Extracted data entries:
* * * * * * * * *

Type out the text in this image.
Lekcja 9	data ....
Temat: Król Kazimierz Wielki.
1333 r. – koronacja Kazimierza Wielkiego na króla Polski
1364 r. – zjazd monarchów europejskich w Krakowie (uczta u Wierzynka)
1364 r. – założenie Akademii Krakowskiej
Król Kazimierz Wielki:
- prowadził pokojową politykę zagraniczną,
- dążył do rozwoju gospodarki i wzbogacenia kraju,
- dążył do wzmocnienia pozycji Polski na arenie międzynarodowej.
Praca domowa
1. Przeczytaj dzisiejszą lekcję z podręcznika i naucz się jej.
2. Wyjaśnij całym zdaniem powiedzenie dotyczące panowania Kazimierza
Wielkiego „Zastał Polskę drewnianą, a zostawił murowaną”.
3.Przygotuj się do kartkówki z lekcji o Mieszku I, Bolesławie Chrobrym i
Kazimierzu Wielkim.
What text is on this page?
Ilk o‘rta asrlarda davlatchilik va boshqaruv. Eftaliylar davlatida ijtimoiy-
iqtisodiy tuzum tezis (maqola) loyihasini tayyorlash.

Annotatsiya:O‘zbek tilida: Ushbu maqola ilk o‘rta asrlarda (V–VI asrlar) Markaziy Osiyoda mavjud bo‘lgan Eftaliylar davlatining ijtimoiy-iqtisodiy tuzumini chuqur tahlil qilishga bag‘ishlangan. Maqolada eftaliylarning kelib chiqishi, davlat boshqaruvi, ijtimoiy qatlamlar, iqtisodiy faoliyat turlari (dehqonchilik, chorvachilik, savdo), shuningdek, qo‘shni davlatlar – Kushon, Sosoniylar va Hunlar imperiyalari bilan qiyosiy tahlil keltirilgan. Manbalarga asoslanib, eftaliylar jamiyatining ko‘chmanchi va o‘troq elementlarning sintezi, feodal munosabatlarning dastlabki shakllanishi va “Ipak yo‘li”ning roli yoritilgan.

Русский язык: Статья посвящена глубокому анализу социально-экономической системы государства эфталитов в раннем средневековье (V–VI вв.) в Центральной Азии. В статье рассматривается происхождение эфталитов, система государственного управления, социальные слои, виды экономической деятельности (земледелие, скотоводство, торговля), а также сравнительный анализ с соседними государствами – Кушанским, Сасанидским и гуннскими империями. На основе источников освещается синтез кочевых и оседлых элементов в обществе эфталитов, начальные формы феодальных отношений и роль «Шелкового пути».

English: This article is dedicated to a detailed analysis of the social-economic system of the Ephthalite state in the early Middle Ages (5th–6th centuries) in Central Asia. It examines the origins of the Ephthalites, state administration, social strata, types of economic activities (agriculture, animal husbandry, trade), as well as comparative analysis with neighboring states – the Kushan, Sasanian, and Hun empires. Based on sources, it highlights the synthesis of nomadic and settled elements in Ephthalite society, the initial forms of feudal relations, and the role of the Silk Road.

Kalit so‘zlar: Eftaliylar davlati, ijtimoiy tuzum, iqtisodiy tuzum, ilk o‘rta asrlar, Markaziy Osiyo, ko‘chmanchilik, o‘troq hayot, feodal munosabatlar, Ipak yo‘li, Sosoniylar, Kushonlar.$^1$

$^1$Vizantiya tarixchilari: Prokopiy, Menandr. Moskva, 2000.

* * * * * * * * *

Where a line in the entries holds the word "ijtimoiy", copy that line.

§ RESULT BELOW
Ilk o‘rta asrlarda davlatchilik va boshqaruv. Eftaliylar davlatida ijtimoiy-
Annotatsiya:O‘zbek tilida: Ushbu maqola ilk o‘rta asrlarda (V–VI asrlar) Markaziy Osiyoda mavjud bo‘lgan Eftaliylar davlatining ijtimoiy-iqtisodiy tuzumini chuqur tahlil qilishga bag‘ishlangan. Maqolada eftaliylarning kelib chiqishi, davlat boshqaruvi, ijtimoiy qatlamlar, iqtisodiy faoliyat turlari (dehqonchilik, chorvachilik, savdo), shuningdek, qo‘shni davlatlar – Kushon, Sosoniylar va Hunlar imperiyalari bilan qiyosiy tahlil keltirilgan. Manbalarga asoslanib, eftaliylar jamiyatining ko‘chmanchi va o‘troq elementlarning sintezi, feodal munosabatlarning dastlabki shakllanishi va “Ipak yo‘li”ning roli yoritilgan.
Kalit so‘zlar: Eftaliylar davlati, ijtimoiy tuzum, iqtisodiy tuzum, ilk o‘rta asrlar, Markaziy Osiyo, ko‘chmanchilik, o‘troq hayot, feodal munosabatlar, Ipak yo‘li, Sosoniylar, Kushonlar.$^1$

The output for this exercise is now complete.